__Exercise objective__: Drop every picture, then transcribe the remaining data exactly.

#####

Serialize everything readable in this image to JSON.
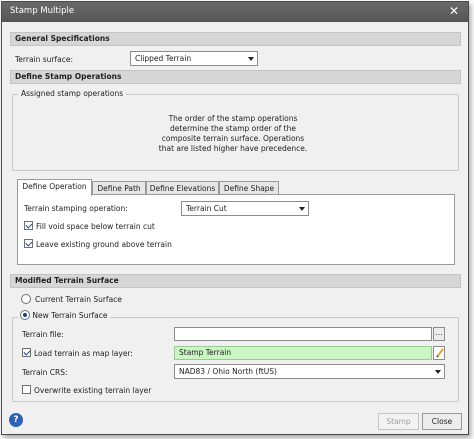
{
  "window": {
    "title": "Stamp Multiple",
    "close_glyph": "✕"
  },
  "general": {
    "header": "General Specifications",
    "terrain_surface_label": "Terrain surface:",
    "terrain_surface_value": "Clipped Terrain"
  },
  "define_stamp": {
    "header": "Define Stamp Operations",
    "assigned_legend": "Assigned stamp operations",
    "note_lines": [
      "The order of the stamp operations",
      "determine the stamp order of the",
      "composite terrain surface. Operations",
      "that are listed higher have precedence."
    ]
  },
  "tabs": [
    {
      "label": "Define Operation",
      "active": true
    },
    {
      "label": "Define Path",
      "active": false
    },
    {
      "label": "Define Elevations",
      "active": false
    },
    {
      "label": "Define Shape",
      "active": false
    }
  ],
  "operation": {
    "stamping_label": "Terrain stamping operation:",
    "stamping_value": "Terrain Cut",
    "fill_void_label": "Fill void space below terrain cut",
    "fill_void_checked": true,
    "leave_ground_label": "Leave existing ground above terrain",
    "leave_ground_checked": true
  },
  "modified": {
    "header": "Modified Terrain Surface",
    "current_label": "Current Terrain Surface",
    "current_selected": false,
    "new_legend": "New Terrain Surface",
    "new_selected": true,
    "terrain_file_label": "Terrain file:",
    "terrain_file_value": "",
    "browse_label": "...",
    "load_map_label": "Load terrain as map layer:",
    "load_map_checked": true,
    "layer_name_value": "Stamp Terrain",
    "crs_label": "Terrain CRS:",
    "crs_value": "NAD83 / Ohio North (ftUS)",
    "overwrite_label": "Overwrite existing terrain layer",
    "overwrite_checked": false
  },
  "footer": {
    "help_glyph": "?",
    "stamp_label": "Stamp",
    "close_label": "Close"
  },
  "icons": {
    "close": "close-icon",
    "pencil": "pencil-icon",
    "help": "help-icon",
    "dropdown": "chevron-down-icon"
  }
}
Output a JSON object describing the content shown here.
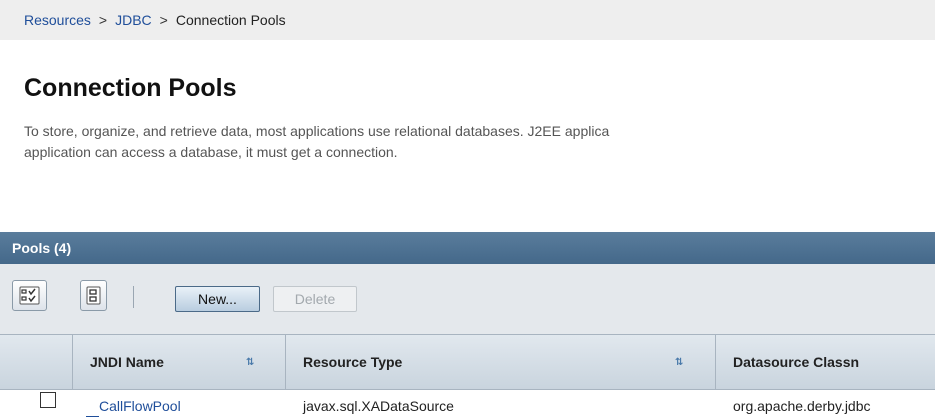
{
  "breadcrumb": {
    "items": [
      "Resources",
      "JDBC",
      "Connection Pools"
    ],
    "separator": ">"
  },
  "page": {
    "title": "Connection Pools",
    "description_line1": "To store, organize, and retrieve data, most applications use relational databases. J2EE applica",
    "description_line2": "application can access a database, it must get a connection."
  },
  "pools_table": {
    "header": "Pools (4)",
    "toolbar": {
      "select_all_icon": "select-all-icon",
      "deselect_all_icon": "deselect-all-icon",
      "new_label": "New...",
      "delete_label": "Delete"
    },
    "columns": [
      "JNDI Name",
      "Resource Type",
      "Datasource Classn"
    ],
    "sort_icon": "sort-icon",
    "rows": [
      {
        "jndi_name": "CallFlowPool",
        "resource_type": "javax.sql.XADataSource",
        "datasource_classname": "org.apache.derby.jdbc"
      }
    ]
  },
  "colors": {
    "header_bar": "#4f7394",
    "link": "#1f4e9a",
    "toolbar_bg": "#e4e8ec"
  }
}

#####

__Written response__:
Serialize everything readable in this image to JSON.
{
  "window": {
    "title": "Stamp Multiple",
    "close_glyph": "✕"
  },
  "general": {
    "header": "General Specifications",
    "terrain_surface_label": "Terrain surface:",
    "terrain_surface_value": "Clipped Terrain"
  },
  "define_stamp": {
    "header": "Define Stamp Operations",
    "assigned_legend": "Assigned stamp operations",
    "note_lines": [
      "The order of the stamp operations",
      "determine the stamp order of the",
      "composite terrain surface. Operations",
      "that are listed higher have precedence."
    ]
  },
  "tabs": [
    {
      "label": "Define Operation",
      "active": true
    },
    {
      "label": "Define Path",
      "active": false
    },
    {
      "label": "Define Elevations",
      "active": false
    },
    {
      "label": "Define Shape",
      "active": false
    }
  ],
  "operation": {
    "stamping_label": "Terrain stamping operation:",
    "stamping_value": "Terrain Cut",
    "fill_void_label": "Fill void space below terrain cut",
    "fill_void_checked": true,
    "leave_ground_label": "Leave existing ground above terrain",
    "leave_ground_checked": true
  },
  "modified": {
    "header": "Modified Terrain Surface",
    "current_label": "Current Terrain Surface",
    "current_selected": false,
    "new_legend": "New Terrain Surface",
    "new_selected": true,
    "terrain_file_label": "Terrain file:",
    "terrain_file_value": "",
    "browse_label": "...",
    "load_map_label": "Load terrain as map layer:",
    "load_map_checked": true,
    "layer_name_value": "Stamp Terrain",
    "crs_label": "Terrain CRS:",
    "crs_value": "NAD83 / Ohio North (ftUS)",
    "overwrite_label": "Overwrite existing terrain layer",
    "overwrite_checked": false
  },
  "footer": {
    "help_glyph": "?",
    "stamp_label": "Stamp",
    "close_label": "Close"
  },
  "icons": {
    "close": "close-icon",
    "pencil": "pencil-icon",
    "help": "help-icon",
    "dropdown": "chevron-down-icon"
  }
}
Output a JSON object describing the content shown here.
{
  "breadcrumb": {
    "items": [
      "Resources",
      "JDBC",
      "Connection Pools"
    ],
    "separator": ">"
  },
  "page": {
    "title": "Connection Pools",
    "description_line1": "To store, organize, and retrieve data, most applications use relational databases. J2EE applica",
    "description_line2": "application can access a database, it must get a connection."
  },
  "pools_table": {
    "header": "Pools (4)",
    "toolbar": {
      "select_all_icon": "select-all-icon",
      "deselect_all_icon": "deselect-all-icon",
      "new_label": "New...",
      "delete_label": "Delete"
    },
    "columns": [
      "JNDI Name",
      "Resource Type",
      "Datasource Classn"
    ],
    "sort_icon": "sort-icon",
    "rows": [
      {
        "jndi_name": "CallFlowPool",
        "resource_type": "javax.sql.XADataSource",
        "datasource_classname": "org.apache.derby.jdbc"
      }
    ]
  },
  "colors": {
    "header_bar": "#4f7394",
    "link": "#1f4e9a",
    "toolbar_bg": "#e4e8ec"
  }
}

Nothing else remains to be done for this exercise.